Per favore, riscrivi l'estratto del documento da "Cos’è il tasso di sostituzione?" fino a "della vita lavorativa.", cambiando "tasso di sostituzione" in "tasso di rimpiazzo".

_Estratto del documento_:

━━━━

Il tasso di sostituzione della previdenza obbligatoria è una misura molto importante del passaggio dalla vita lavorativa alla pensione, un calcolo che consente di capire quale sarà il reddito disponibile al momento del pensionamento e se il tenore di vita del pensionato subirà cambiamenti significativi dopo l’uscita dal mondo del lavoro.

In questo articolo scopriremo nel dettaglio cos’è il tasso di sostituzione, in che modo viene determinato e quali sono le variabili che entrano in gioco, qual è l’andamento del tasso di sostituzione e quali sono le ragioni alla base della sua riduzione nel tempo.

Infine, vedremo perché l’adesione a un fondo pensione è la scelta adatta a compensare la perdita di reddito disponibile che si manifesta al momento del pensionamento.

Cos’è il tasso di sostituzione?

Il tasso di sostituzione della previdenza obbligatoria è il rapporto, misurato in termini percentuali, tra l’ultimo stipendio percepito prima del pensionamento e il primo assegno pensionistico.

In parole semplici è la misura della pensione in percentuale rispetto allo stipendio, che ci consente di comprendere rapidamente di quanto si ridurranno gli introiti mensili, e dunque il potere di acquisto, nel momento fondamentale che è il termine della vita lavorativa.

Si tratta, insomma, di un dato molto utile per stimare di quanto cambierà il reddito disponibile dopo il pensionamento.

Se il rapporto tra pensione e stipendio sarà elevato, il pensionando subirà un lieve impatto al momento del pensionamento; se invece la percentuale risulterà essere bassa, allora il pensionando potrebbe dover rivedere il proprio stile di vita, a meno che non abbia provveduto per tempo attraverso l’adesione a una forma di previdenza complementare come un fondo pensione negoziale.

Facciamo un esempio, prendendo in considerazione un ultimo stipendio pari a 2.000 euro:

  • se il tasso di sostituzione è pari al 70%, il pensionato avrà un primo assegno pari a 1.400 euro;
  • se il tasso di sostituzione è pari al 60%, l’assegno pensionistico scenderà a 1.200 euro.

Appare evidente che si tratta di un parametro importante, che è bene conoscere per capire se e come il lavoratore dovrà cambiare il proprio tenore di vita una volta giunto al momento del pensionamento.

━━━━

_Materiale di partenza_:

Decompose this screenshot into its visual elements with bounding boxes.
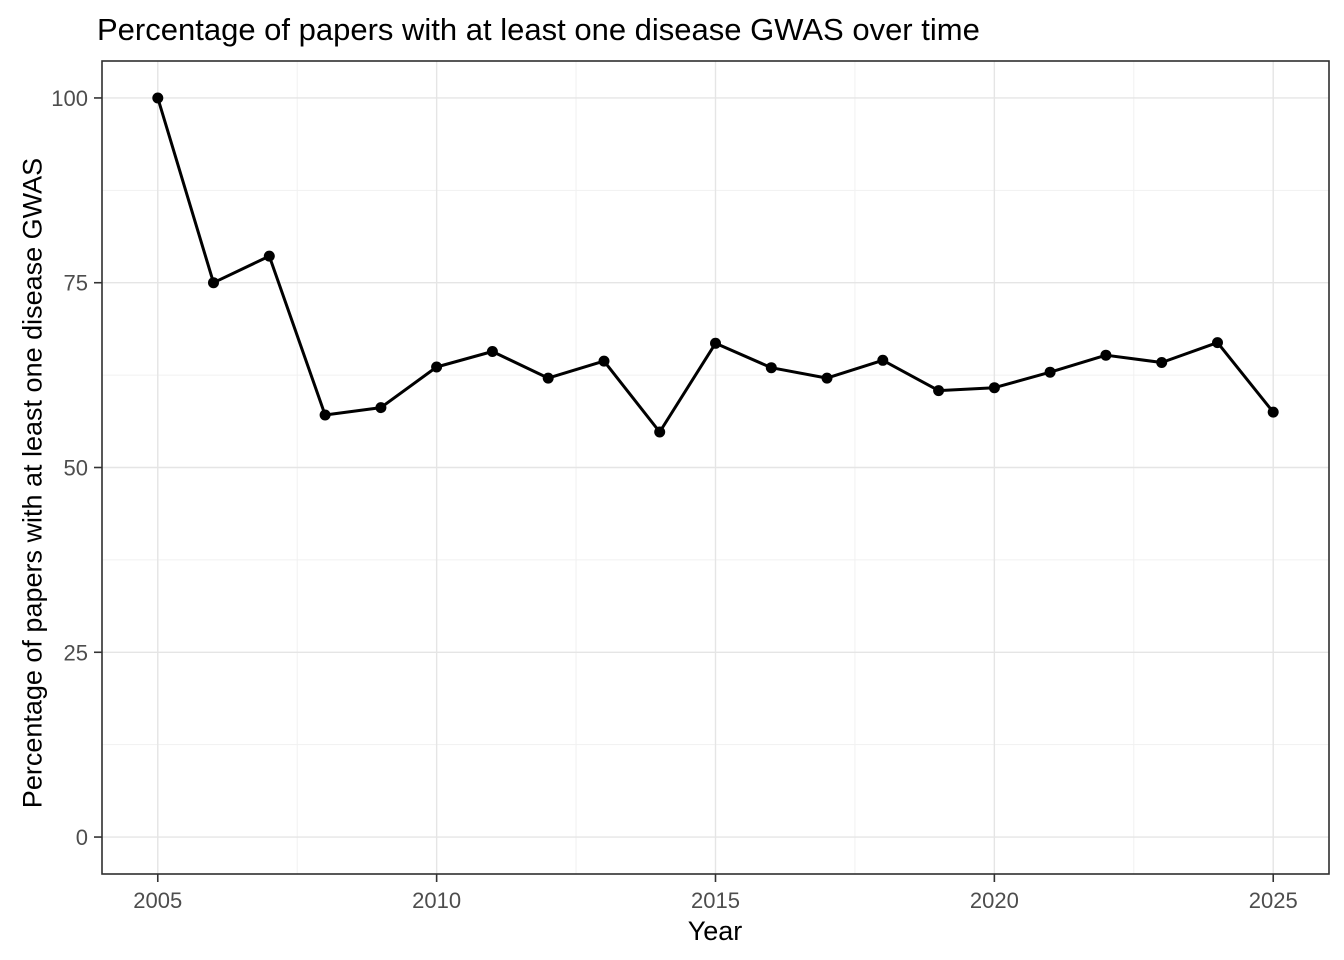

━━━━

_Esito del compito_:
Cos’è il tasso di rimpiazzo?

Il tasso di rimpiazzo della previdenza obbligatoria è il rapporto, misurato in termini percentuali, tra l’ultimo stipendio percepito prima del pensionamento e il primo assegno pensionistico.

In parole semplici è la misura della pensione in percentuale rispetto allo stipendio, che ci consente di comprendere rapidamente di quanto si ridurranno gli introiti mensili, e dunque il potere di acquisto, nel momento fondamentale che è il termine della vita lavorativa.